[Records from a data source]
begin

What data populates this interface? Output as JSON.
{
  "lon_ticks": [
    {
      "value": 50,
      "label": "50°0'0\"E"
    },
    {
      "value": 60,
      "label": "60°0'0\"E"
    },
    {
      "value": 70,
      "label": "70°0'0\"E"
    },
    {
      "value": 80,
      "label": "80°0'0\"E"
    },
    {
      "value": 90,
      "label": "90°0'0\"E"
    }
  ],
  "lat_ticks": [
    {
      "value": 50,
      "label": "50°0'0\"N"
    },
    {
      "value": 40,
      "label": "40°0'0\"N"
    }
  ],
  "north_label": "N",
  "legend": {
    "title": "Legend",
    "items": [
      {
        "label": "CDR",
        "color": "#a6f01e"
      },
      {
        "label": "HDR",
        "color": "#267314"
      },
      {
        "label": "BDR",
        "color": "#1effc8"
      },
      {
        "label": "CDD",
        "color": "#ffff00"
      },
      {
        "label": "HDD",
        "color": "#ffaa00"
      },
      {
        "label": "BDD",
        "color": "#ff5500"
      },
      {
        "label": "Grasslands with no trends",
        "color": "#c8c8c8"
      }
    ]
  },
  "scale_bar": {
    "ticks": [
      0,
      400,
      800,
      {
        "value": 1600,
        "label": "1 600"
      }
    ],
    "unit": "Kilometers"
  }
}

end

### DIRECTIONS
Reproduce each record exactly, leaving nothing out.

### SOLUTION
What data populates this interface? Output as JSON.
{
  "lon_ticks": [
    {
      "value": 50,
      "label": "50°0'0\"E"
    },
    {
      "value": 60,
      "label": "60°0'0\"E"
    },
    {
      "value": 70,
      "label": "70°0'0\"E"
    },
    {
      "value": 80,
      "label": "80°0'0\"E"
    },
    {
      "value": 90,
      "label": "90°0'0\"E"
    }
  ],
  "lat_ticks": [
    {
      "value": 50,
      "label": "50°0'0\"N"
    },
    {
      "value": 40,
      "label": "40°0'0\"N"
    }
  ],
  "north_label": "N",
  "legend": {
    "title": "Legend",
    "items": [
      {
        "label": "CDR",
        "color": "#a6f01e"
      },
      {
        "label": "HDR",
        "color": "#267314"
      },
      {
        "label": "BDR",
        "color": "#1effc8"
      },
      {
        "label": "CDD",
        "color": "#ffff00"
      },
      {
        "label": "HDD",
        "color": "#ffaa00"
      },
      {
        "label": "BDD",
        "color": "#ff5500"
      },
      {
        "label": "Grasslands with no trends",
        "color": "#c8c8c8"
      }
    ]
  },
  "scale_bar": {
    "ticks": [
      0,
      400,
      800,
      {
        "value": 1600,
        "label": "1 600"
      }
    ],
    "unit": "Kilometers"
  }
}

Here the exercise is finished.